Texto de origem =>

# # #

Compra obrigatória do mês

Antes que setembro termine, com os Zelayas e os Polanskis da vida a encherem a minha cabeça com seus atos estúpidos, tenho de lembrar ao querido leitor que sempre pára por essas plagas de que há um livro que ele deve obrigatoriamente comprar, sem pestanejo ou reclamação: Blood Meridian, de Cormac McCarthy, publicado aqui pela Alfaguara com o título de Meridiano de Sangue.

Há alguns dias o blogueiro da First Things, Joe Carter, fez um post com a seguinte provocação: quem seria o maior romancista americano atual? As opções eram Philip Roth, Thomas Pynchon, Don DeLillo e, claro, o nosso Cormac.

Carter escolhe McCarthy pelas seguintes razões:

(I’m going with Cormac McCarthy for the contentious and possibly spurious reasons that (a) he is the master stylist of the age, (b) his works cover a broader thematic range than the others, (c) he’s a timeless literary genius whose works will still be read in the next century, (d) he can whip all of the these other guys (not just on the page, but—if it came down to it—in a bar fight), and (e) he’s a fellow Texan.)

Concordo com todos os motivos acima, exceto pelo fato de que McCarthy ser um cumpadi do Texas – afinal, defendo algumas ações de George W. Bush, mas não sou tão fã de jeca assim.

# # #

Problemas para resolver =>
a – Copie sem alterações o texto inteiro sobre o livro Meridiano de Sangue.
b – Reproduza fielmente os registros, da primeira linha até a linha que contém "marker: [743, 268, 750, 275]", incluindo as duas.

# # #

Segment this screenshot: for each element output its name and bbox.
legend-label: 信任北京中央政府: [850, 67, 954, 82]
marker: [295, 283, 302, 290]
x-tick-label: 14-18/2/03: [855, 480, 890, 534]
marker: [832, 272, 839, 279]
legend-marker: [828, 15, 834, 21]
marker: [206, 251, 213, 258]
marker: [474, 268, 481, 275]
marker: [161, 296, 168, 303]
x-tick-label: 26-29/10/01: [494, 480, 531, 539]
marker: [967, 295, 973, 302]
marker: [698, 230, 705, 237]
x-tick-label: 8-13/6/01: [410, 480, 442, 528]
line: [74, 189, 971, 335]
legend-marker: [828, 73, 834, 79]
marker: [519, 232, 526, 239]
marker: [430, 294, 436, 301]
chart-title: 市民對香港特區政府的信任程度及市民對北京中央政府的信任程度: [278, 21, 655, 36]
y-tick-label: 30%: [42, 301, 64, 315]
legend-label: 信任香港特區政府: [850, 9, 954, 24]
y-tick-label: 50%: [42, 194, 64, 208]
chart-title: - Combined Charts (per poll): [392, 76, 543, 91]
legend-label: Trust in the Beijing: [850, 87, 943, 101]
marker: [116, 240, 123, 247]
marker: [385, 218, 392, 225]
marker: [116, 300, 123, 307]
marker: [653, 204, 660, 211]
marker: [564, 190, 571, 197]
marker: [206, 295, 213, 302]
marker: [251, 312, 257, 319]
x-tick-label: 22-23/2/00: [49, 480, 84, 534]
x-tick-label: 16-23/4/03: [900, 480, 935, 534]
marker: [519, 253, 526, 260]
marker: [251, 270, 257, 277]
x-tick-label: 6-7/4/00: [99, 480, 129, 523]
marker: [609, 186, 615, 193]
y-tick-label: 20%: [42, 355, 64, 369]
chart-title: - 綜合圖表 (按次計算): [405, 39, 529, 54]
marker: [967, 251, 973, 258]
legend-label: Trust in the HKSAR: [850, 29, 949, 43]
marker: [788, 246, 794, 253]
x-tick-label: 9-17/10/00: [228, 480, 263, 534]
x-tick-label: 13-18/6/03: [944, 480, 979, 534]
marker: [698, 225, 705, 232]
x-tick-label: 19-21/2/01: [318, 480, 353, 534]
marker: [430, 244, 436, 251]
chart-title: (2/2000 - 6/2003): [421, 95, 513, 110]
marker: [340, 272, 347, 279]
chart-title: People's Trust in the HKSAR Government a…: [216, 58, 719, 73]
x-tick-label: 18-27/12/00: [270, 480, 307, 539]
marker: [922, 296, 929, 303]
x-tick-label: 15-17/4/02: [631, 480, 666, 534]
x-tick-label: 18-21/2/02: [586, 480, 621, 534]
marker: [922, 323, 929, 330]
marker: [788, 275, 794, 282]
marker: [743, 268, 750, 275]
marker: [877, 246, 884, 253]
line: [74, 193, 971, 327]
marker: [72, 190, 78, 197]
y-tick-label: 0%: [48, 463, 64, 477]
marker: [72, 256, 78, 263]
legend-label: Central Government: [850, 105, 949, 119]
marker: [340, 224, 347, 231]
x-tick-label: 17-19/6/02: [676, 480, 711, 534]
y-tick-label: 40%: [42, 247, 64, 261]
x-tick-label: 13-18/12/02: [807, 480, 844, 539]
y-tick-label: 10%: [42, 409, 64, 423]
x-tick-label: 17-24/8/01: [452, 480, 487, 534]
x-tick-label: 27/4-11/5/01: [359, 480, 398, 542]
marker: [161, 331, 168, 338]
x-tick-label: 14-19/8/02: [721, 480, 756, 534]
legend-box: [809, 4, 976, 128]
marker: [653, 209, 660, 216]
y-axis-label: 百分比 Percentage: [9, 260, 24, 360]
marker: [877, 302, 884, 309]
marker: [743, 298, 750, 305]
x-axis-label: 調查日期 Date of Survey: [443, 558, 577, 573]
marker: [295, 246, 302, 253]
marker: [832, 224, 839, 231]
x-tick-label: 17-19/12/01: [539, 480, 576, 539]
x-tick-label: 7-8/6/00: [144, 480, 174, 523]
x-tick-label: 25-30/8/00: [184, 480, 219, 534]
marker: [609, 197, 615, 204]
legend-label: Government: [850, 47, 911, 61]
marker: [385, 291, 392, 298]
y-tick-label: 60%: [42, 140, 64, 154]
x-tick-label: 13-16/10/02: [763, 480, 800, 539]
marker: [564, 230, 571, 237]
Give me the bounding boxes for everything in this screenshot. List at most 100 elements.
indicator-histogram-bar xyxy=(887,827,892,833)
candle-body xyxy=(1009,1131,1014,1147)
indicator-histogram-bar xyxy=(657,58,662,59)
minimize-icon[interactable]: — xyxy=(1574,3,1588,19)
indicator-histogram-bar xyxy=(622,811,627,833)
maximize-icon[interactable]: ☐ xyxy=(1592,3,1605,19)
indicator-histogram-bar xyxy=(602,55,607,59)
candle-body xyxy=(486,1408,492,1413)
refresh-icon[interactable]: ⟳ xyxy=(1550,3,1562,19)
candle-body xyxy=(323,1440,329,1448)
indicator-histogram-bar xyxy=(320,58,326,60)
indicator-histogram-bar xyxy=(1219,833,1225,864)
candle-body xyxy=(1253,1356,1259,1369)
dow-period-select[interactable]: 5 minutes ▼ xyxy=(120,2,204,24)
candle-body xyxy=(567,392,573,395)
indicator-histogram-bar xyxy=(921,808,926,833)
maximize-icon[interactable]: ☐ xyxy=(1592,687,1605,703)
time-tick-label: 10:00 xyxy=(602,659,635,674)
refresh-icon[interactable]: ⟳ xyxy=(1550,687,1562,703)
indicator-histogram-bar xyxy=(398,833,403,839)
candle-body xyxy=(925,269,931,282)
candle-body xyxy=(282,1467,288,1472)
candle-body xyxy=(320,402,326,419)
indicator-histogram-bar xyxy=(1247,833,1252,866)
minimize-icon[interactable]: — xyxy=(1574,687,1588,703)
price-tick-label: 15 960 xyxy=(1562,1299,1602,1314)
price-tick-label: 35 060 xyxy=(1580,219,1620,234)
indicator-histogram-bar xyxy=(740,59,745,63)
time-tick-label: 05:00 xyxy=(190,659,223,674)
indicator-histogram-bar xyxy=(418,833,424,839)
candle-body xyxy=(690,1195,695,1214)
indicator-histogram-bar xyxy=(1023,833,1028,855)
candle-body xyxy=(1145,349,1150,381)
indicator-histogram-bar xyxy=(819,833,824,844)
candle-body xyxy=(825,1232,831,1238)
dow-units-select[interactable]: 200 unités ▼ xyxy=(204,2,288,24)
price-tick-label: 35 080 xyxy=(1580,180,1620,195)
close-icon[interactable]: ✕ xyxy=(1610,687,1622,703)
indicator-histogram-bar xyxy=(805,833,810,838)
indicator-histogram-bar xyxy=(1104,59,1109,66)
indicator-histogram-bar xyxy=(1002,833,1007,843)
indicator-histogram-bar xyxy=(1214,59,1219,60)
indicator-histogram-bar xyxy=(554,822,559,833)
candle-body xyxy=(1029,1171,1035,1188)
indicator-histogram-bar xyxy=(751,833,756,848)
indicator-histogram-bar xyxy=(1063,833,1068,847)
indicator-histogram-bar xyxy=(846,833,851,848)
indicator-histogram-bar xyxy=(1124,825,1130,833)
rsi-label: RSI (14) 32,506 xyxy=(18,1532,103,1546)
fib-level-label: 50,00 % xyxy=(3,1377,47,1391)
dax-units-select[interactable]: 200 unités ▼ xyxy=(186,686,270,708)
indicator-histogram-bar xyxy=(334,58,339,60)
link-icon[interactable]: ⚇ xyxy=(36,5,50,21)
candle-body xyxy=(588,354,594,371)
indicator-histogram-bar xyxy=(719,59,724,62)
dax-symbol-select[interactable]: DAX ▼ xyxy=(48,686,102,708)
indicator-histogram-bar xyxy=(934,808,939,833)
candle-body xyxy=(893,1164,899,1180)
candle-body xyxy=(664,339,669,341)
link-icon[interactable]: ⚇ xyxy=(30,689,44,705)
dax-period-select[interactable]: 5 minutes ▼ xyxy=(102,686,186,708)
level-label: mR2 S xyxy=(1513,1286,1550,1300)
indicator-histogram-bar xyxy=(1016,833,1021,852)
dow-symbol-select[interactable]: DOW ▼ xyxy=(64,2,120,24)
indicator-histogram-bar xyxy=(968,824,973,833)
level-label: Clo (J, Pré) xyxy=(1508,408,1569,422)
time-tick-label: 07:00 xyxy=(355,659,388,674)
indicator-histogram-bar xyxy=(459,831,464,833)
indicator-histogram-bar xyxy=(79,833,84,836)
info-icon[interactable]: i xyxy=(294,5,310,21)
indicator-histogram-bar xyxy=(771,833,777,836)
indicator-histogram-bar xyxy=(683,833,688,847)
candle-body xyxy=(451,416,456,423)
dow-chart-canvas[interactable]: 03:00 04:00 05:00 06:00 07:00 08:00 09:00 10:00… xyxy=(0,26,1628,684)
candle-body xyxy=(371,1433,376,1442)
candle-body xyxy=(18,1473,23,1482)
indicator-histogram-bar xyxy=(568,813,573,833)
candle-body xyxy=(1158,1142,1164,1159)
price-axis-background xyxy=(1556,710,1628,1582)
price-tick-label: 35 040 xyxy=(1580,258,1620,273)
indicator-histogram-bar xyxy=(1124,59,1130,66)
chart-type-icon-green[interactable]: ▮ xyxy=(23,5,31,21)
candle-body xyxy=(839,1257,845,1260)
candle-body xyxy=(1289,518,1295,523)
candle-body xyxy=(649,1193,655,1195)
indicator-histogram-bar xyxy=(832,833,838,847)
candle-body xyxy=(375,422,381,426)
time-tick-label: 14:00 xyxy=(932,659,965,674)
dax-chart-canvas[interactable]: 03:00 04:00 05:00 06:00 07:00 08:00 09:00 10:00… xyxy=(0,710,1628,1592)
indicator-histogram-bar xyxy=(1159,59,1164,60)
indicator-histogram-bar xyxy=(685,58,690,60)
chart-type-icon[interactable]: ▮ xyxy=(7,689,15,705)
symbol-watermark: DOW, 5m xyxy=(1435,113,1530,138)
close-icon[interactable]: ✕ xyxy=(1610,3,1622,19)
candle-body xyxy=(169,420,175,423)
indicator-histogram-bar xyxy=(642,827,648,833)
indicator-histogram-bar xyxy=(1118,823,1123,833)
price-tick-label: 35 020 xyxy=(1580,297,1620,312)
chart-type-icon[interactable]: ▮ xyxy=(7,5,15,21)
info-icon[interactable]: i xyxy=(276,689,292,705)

# # #

Soluções abaixo =>
a –
Compra obrigatória do mês

Antes que setembro termine, com os Zelayas e os Polanskis da vida a encherem a minha cabeça com seus atos estúpidos, tenho de lembrar ao querido leitor que sempre pára por essas plagas de que há um livro que ele deve obrigatoriamente comprar, sem pestanejo ou reclamação: Blood Meridian, de Cormac McCarthy, publicado aqui pela Alfaguara com o título de Meridiano de Sangue.

Há alguns dias o blogueiro da First Things, Joe Carter, fez um post com a seguinte provocação: quem seria o maior romancista americano atual? As opções eram Philip Roth, Thomas Pynchon, Don DeLillo e, claro, o nosso Cormac.

Carter escolhe McCarthy pelas seguintes razões:

(I’m going with Cormac McCarthy for the contentious and possibly spurious reasons that (a) he is the master stylist of the age, (b) his works cover a broader thematic range than the others, (c) he’s a timeless literary genius whose works will still be read in the next century, (d) he can whip all of the these other guys (not just on the page, but—if it came down to it—in a bar fight), and (e) he’s a fellow Texan.)

Concordo com todos os motivos acima, exceto pelo fato de que McCarthy ser um cumpadi do Texas – afinal, defendo algumas ações de George W. Bush, mas não sou tão fã de jeca assim.

b –
Segment this screenshot: for each element output its name and bbox.
legend-label: 信任北京中央政府: [850, 67, 954, 82]
marker: [295, 283, 302, 290]
x-tick-label: 14-18/2/03: [855, 480, 890, 534]
marker: [832, 272, 839, 279]
legend-marker: [828, 15, 834, 21]
marker: [206, 251, 213, 258]
marker: [474, 268, 481, 275]
marker: [161, 296, 168, 303]
x-tick-label: 26-29/10/01: [494, 480, 531, 539]
marker: [967, 295, 973, 302]
marker: [698, 230, 705, 237]
x-tick-label: 8-13/6/01: [410, 480, 442, 528]
line: [74, 189, 971, 335]
legend-marker: [828, 73, 834, 79]
marker: [519, 232, 526, 239]
marker: [430, 294, 436, 301]
chart-title: 市民對香港特區政府的信任程度及市民對北京中央政府的信任程度: [278, 21, 655, 36]
y-tick-label: 30%: [42, 301, 64, 315]
legend-label: 信任香港特區政府: [850, 9, 954, 24]
y-tick-label: 50%: [42, 194, 64, 208]
chart-title: - Combined Charts (per poll): [392, 76, 543, 91]
legend-label: Trust in the Beijing: [850, 87, 943, 101]
marker: [116, 240, 123, 247]
marker: [385, 218, 392, 225]
marker: [116, 300, 123, 307]
marker: [653, 204, 660, 211]
marker: [564, 190, 571, 197]
marker: [206, 295, 213, 302]
marker: [251, 312, 257, 319]
x-tick-label: 22-23/2/00: [49, 480, 84, 534]
x-tick-label: 16-23/4/03: [900, 480, 935, 534]
marker: [519, 253, 526, 260]
marker: [251, 270, 257, 277]
x-tick-label: 6-7/4/00: [99, 480, 129, 523]
marker: [609, 186, 615, 193]
y-tick-label: 20%: [42, 355, 64, 369]
chart-title: - 綜合圖表 (按次計算): [405, 39, 529, 54]
marker: [967, 251, 973, 258]
legend-label: Trust in the HKSAR: [850, 29, 949, 43]
marker: [788, 246, 794, 253]
x-tick-label: 9-17/10/00: [228, 480, 263, 534]
x-tick-label: 13-18/6/03: [944, 480, 979, 534]
marker: [698, 225, 705, 232]
x-tick-label: 19-21/2/01: [318, 480, 353, 534]
marker: [430, 244, 436, 251]
chart-title: (2/2000 - 6/2003): [421, 95, 513, 110]
marker: [340, 272, 347, 279]
chart-title: People's Trust in the HKSAR Government a…: [216, 58, 719, 73]
x-tick-label: 18-27/12/00: [270, 480, 307, 539]
marker: [922, 296, 929, 303]
x-tick-label: 15-17/4/02: [631, 480, 666, 534]
x-tick-label: 18-21/2/02: [586, 480, 621, 534]
marker: [922, 323, 929, 330]
marker: [788, 275, 794, 282]
marker: [743, 268, 750, 275]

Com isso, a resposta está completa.